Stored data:
--- --- ---
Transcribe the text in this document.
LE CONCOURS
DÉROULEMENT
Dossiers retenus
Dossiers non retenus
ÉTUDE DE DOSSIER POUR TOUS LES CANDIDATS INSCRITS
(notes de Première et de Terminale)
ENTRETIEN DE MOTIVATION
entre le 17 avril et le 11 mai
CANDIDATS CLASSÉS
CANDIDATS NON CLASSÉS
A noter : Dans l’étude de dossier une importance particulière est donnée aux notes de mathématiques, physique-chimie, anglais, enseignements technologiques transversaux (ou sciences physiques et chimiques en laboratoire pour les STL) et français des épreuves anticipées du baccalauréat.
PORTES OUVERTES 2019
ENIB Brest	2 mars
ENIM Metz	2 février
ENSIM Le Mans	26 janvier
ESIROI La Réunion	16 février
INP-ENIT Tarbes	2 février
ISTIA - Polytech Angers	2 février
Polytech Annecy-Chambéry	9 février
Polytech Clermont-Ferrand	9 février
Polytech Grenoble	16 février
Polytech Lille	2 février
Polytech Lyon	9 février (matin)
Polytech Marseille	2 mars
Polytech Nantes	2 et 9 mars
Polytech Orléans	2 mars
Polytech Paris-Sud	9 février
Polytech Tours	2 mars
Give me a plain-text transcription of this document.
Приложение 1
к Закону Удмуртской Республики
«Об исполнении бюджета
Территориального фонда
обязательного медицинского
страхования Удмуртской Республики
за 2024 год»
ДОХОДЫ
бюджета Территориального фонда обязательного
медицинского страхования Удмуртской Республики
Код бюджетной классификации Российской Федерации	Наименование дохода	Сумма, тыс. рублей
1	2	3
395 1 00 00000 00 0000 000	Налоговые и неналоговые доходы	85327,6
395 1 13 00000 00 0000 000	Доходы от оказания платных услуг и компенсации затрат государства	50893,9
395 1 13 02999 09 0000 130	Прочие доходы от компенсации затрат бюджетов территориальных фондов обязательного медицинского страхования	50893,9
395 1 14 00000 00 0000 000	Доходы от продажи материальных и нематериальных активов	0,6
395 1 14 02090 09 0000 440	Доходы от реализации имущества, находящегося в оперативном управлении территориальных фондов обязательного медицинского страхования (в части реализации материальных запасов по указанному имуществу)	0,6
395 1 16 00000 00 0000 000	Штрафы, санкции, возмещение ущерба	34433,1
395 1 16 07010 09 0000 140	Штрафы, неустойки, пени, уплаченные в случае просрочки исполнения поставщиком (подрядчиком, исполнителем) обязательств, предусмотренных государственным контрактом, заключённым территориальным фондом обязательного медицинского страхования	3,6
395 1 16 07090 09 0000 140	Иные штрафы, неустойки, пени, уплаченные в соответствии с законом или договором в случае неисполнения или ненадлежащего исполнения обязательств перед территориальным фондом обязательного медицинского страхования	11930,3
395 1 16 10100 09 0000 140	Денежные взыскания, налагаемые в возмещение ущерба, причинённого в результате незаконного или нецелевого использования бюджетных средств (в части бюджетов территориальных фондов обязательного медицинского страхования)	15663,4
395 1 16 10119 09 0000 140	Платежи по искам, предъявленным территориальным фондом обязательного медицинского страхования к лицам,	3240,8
--- --- ---
**TASK OBJECTIVE:** Each line in the material above must be retyped without alteration.

**ANSWER TO THIS PROBLEM:**
Transcribe the text in this document.
LE CONCOURS
DÉROULEMENT
Dossiers retenus
Dossiers non retenus
ÉTUDE DE DOSSIER POUR TOUS LES CANDIDATS INSCRITS
(notes de Première et de Terminale)
ENTRETIEN DE MOTIVATION
entre le 17 avril et le 11 mai
CANDIDATS CLASSÉS
CANDIDATS NON CLASSÉS
A noter : Dans l’étude de dossier une importance particulière est donnée aux notes de mathématiques, physique-chimie, anglais, enseignements technologiques transversaux (ou sciences physiques et chimiques en laboratoire pour les STL) et français des épreuves anticipées du baccalauréat.
PORTES OUVERTES 2019
ENIB Brest	2 mars
ENIM Metz	2 février
ENSIM Le Mans	26 janvier
ESIROI La Réunion	16 février
INP-ENIT Tarbes	2 février
ISTIA - Polytech Angers	2 février
Polytech Annecy-Chambéry	9 février
Polytech Clermont-Ferrand	9 février
Polytech Grenoble	16 février
Polytech Lille	2 février
Polytech Lyon	9 février (matin)
Polytech Marseille	2 mars
Polytech Nantes	2 et 9 mars
Polytech Orléans	2 mars
Polytech Paris-Sud	9 février
Polytech Tours	2 mars
Give me a plain-text transcription of this document.
Приложение 1
к Закону Удмуртской Республики
«Об исполнении бюджета
Территориального фонда
обязательного медицинского
страхования Удмуртской Республики
за 2024 год»
ДОХОДЫ
бюджета Территориального фонда обязательного
медицинского страхования Удмуртской Республики
Код бюджетной классификации Российской Федерации	Наименование дохода	Сумма, тыс. рублей
1	2	3
395 1 00 00000 00 0000 000	Налоговые и неналоговые доходы	85327,6
395 1 13 00000 00 0000 000	Доходы от оказания платных услуг и компенсации затрат государства	50893,9
395 1 13 02999 09 0000 130	Прочие доходы от компенсации затрат бюджетов территориальных фондов обязательного медицинского страхования	50893,9
395 1 14 00000 00 0000 000	Доходы от продажи материальных и нематериальных активов	0,6
395 1 14 02090 09 0000 440	Доходы от реализации имущества, находящегося в оперативном управлении территориальных фондов обязательного медицинского страхования (в части реализации материальных запасов по указанному имуществу)	0,6
395 1 16 00000 00 0000 000	Штрафы, санкции, возмещение ущерба	34433,1
395 1 16 07010 09 0000 140	Штрафы, неустойки, пени, уплаченные в случае просрочки исполнения поставщиком (подрядчиком, исполнителем) обязательств, предусмотренных государственным контрактом, заключённым территориальным фондом обязательного медицинского страхования	3,6
395 1 16 07090 09 0000 140	Иные штрафы, неустойки, пени, уплаченные в соответствии с законом или договором в случае неисполнения или ненадлежащего исполнения обязательств перед территориальным фондом обязательного медицинского страхования	11930,3
395 1 16 10100 09 0000 140	Денежные взыскания, налагаемые в возмещение ущерба, причинённого в результате незаконного или нецелевого использования бюджетных средств (в части бюджетов территориальных фондов обязательного медицинского страхования)	15663,4
395 1 16 10119 09 0000 140	Платежи по искам, предъявленным территориальным фондом обязательного медицинского страхования к лицам,	3240,8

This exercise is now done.